- YOUR INSTRUCTIONS: Extract all of the data and reproduce it precisely.

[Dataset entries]
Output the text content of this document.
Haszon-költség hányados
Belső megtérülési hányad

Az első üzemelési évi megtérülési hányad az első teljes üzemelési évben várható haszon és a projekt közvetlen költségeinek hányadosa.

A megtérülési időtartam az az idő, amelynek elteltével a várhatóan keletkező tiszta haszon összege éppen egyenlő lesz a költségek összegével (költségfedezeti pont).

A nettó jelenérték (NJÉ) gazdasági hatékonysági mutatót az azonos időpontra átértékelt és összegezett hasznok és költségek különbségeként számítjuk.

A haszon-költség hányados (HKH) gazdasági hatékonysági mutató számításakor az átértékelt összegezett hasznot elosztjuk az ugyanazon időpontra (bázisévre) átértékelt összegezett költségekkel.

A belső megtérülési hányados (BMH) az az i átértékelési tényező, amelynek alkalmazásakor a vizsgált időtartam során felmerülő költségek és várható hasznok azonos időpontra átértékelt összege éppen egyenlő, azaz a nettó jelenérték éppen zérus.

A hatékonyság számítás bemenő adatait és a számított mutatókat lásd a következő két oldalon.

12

- FINAL RESULT:
Output the text content of this document.
Haszon-költség hányados
Belső megtérülési hányad

Az első üzemelési évi megtérülési hányad az első teljes üzemelési évben várható haszon és a projekt közvetlen költségeinek hányadosa.

A megtérülési időtartam az az idő, amelynek elteltével a várhatóan keletkező tiszta haszon összege éppen egyenlő lesz a költségek összegével (költségfedezeti pont).

A nettó jelenérték (NJÉ) gazdasági hatékonysági mutatót az azonos időpontra átértékelt és összegezett hasznok és költségek különbségeként számítjuk.

A haszon-költség hányados (HKH) gazdasági hatékonysági mutató számításakor az átértékelt összegezett hasznot elosztjuk az ugyanazon időpontra (bázisévre) átértékelt összegezett költségekkel.

A belső megtérülési hányados (BMH) az az i átértékelési tényező, amelynek alkalmazásakor a vizsgált időtartam során felmerülő költségek és várható hasznok azonos időpontra átértékelt összege éppen egyenlő, azaz a nettó jelenérték éppen zérus.

A hatékonyság számítás bemenő adatait és a számított mutatókat lásd a következő két oldalon.

12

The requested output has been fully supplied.